● **Stated goal**
Copy the lines below word for word, leaving out the pictures.

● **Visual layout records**
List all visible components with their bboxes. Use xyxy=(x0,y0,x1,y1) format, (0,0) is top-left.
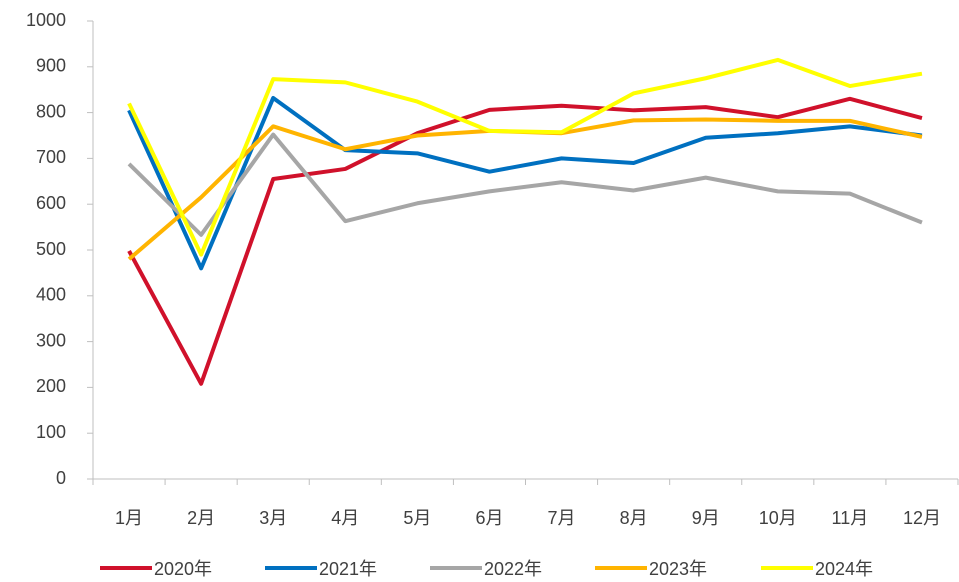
legend-label: 2024年 xyxy=(815,559,873,579)
y-tick-label: 200 xyxy=(36,376,66,396)
x-tick-label: 4月 xyxy=(331,508,359,528)
y-tick-label: 100 xyxy=(36,422,66,442)
x-tick-label: 11月 xyxy=(832,508,869,528)
x-tick-label: 7月 xyxy=(548,508,576,528)
x-tick-label: 9月 xyxy=(692,508,720,528)
y-tick-label: 900 xyxy=(36,56,66,76)
y-tick-label: 0 xyxy=(56,468,66,488)
y-tick-label: 300 xyxy=(36,330,66,350)
y-tick-label: 1000 xyxy=(26,10,66,30)
x-tick-label: 3月 xyxy=(259,508,287,528)
x-tick-label: 10月 xyxy=(759,508,797,528)
y-tick-label: 400 xyxy=(36,285,66,305)
legend-label: 2023年 xyxy=(649,559,707,579)
y-tick-label: 800 xyxy=(36,101,66,121)
legend-label: 2020年 xyxy=(154,559,212,579)
y-tick-label: 500 xyxy=(36,239,66,259)
legend-label: 2021年 xyxy=(319,559,377,579)
legend-label: 2022年 xyxy=(484,559,542,579)
x-tick-label: 5月 xyxy=(403,508,431,528)
line-series xyxy=(129,98,922,268)
y-tick-label: 700 xyxy=(36,147,66,167)
chart: 0 100 200 300 400 500 600 700 800 900 1000 1月 2月 3月 4月… xyxy=(0,0,959,582)
x-tick-label: 2月 xyxy=(187,508,215,528)
x-tick-label: 1月 xyxy=(115,508,143,528)
x-tick-label: 8月 xyxy=(620,508,648,528)
x-tick-label: 6月 xyxy=(475,508,503,528)
x-tick-label: 12月 xyxy=(903,508,941,528)
y-tick-label: 600 xyxy=(36,193,66,213)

● **The output**
List all visible components with their bboxes. Use xyxy=(x0,y0,x1,y1) format, (0,0) is top-left.
legend-label: 2024年 xyxy=(815,559,873,579)
y-tick-label: 200 xyxy=(36,376,66,396)
x-tick-label: 4月 xyxy=(331,508,359,528)
y-tick-label: 100 xyxy=(36,422,66,442)
x-tick-label: 11月 xyxy=(832,508,869,528)
x-tick-label: 7月 xyxy=(548,508,576,528)
x-tick-label: 9月 xyxy=(692,508,720,528)
y-tick-label: 900 xyxy=(36,56,66,76)
y-tick-label: 0 xyxy=(56,468,66,488)
y-tick-label: 300 xyxy=(36,330,66,350)
y-tick-label: 1000 xyxy=(26,10,66,30)
x-tick-label: 3月 xyxy=(259,508,287,528)
x-tick-label: 10月 xyxy=(759,508,797,528)
y-tick-label: 400 xyxy=(36,285,66,305)
legend-label: 2023年 xyxy=(649,559,707,579)
y-tick-label: 800 xyxy=(36,101,66,121)
legend-label: 2020年 xyxy=(154,559,212,579)
y-tick-label: 500 xyxy=(36,239,66,259)
legend-label: 2021年 xyxy=(319,559,377,579)
legend-label: 2022年 xyxy=(484,559,542,579)
x-tick-label: 5月 xyxy=(403,508,431,528)
line-series xyxy=(129,98,922,268)
y-tick-label: 700 xyxy=(36,147,66,167)
chart: 0 100 200 300 400 500 600 700 800 900 1000 1月 2月 3月 4月… xyxy=(0,0,959,582)
x-tick-label: 2月 xyxy=(187,508,215,528)
x-tick-label: 1月 xyxy=(115,508,143,528)
x-tick-label: 8月 xyxy=(620,508,648,528)
x-tick-label: 6月 xyxy=(475,508,503,528)
x-tick-label: 12月 xyxy=(903,508,941,528)
y-tick-label: 600 xyxy=(36,193,66,213)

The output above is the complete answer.